> _AIM OF THE TASK_: Extract each line where the string "исследования" shows up.

> _EXTRACTED MATERIAL_:

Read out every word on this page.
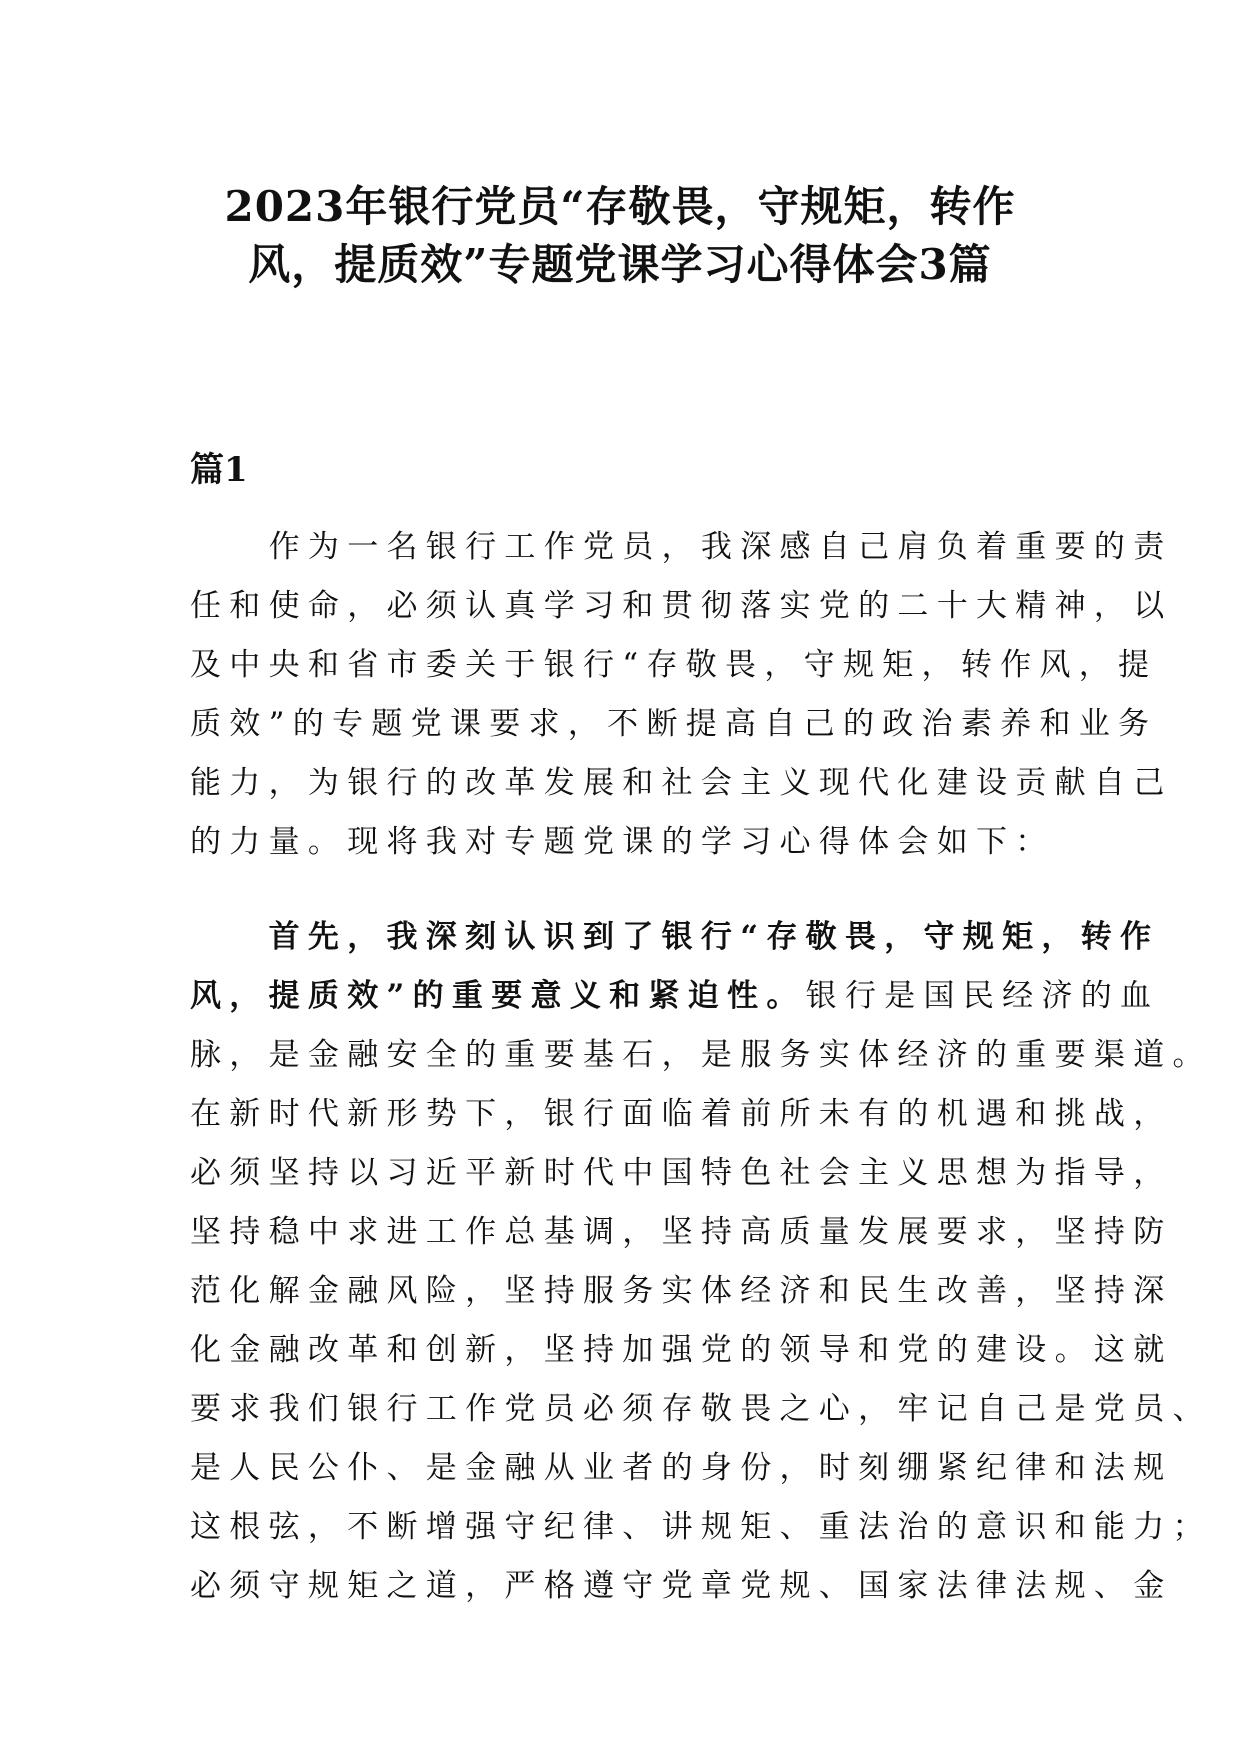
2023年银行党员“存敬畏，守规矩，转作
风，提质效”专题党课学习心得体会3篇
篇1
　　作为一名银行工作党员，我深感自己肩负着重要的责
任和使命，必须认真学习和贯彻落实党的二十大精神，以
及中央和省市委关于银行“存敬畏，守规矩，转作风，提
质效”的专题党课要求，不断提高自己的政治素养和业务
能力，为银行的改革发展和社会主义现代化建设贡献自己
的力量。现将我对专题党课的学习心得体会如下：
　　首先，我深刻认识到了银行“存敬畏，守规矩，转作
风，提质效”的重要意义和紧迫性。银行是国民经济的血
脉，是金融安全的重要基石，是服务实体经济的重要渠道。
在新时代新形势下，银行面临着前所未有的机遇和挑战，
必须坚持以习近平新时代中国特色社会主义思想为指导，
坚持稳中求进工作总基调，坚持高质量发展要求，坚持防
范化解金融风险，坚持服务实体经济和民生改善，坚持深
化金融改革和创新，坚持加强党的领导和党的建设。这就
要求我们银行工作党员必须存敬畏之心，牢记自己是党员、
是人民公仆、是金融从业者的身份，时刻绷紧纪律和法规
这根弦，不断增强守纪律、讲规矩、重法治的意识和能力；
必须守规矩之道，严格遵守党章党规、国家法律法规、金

---

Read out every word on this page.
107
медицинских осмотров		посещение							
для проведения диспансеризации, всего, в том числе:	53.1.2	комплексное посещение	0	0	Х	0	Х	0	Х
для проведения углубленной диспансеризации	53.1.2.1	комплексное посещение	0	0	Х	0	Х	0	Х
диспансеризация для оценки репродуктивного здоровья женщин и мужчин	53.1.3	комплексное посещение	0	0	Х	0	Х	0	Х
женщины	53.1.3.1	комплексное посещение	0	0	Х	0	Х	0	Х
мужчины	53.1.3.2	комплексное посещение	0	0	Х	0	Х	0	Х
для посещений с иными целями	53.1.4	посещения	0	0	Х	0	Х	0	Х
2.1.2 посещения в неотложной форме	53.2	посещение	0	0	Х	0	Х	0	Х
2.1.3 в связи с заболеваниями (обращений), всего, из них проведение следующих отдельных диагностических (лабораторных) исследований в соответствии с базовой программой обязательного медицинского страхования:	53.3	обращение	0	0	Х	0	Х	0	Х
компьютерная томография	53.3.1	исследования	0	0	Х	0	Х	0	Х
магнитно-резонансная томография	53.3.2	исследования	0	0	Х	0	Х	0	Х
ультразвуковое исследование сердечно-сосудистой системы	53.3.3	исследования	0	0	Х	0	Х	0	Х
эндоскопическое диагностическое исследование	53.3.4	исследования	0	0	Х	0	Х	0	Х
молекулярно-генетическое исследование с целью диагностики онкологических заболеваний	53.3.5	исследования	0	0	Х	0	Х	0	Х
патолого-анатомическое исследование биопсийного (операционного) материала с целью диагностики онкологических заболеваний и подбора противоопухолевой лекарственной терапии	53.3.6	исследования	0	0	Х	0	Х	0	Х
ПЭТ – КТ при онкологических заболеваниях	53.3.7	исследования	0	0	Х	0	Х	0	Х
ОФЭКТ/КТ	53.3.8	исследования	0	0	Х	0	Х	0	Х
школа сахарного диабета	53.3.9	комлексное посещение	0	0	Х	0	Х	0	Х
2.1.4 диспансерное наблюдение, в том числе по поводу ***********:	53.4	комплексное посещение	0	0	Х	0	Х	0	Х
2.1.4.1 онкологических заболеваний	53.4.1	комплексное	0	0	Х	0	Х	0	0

> _THE OUTPUT_:
компьютерная томография	53.3.1	исследования	0	0	Х	0	Х	0	Х
магнитно-резонансная томография	53.3.2	исследования	0	0	Х	0	Х	0	Х
ультразвуковое исследование сердечно-сосудистой системы	53.3.3	исследования	0	0	Х	0	Х	0	Х
эндоскопическое диагностическое исследование	53.3.4	исследования	0	0	Х	0	Х	0	Х
молекулярно-генетическое исследование с целью диагностики онкологических заболеваний	53.3.5	исследования	0	0	Х	0	Х	0	Х
патолого-анатомическое исследование биопсийного (операционного) материала с целью диагностики онкологических заболеваний и подбора противоопухолевой лекарственной терапии	53.3.6	исследования	0	0	Х	0	Х	0	Х
ПЭТ – КТ при онкологических заболеваниях	53.3.7	исследования	0	0	Х	0	Х	0	Х
ОФЭКТ/КТ	53.3.8	исследования	0	0	Х	0	Х	0	Х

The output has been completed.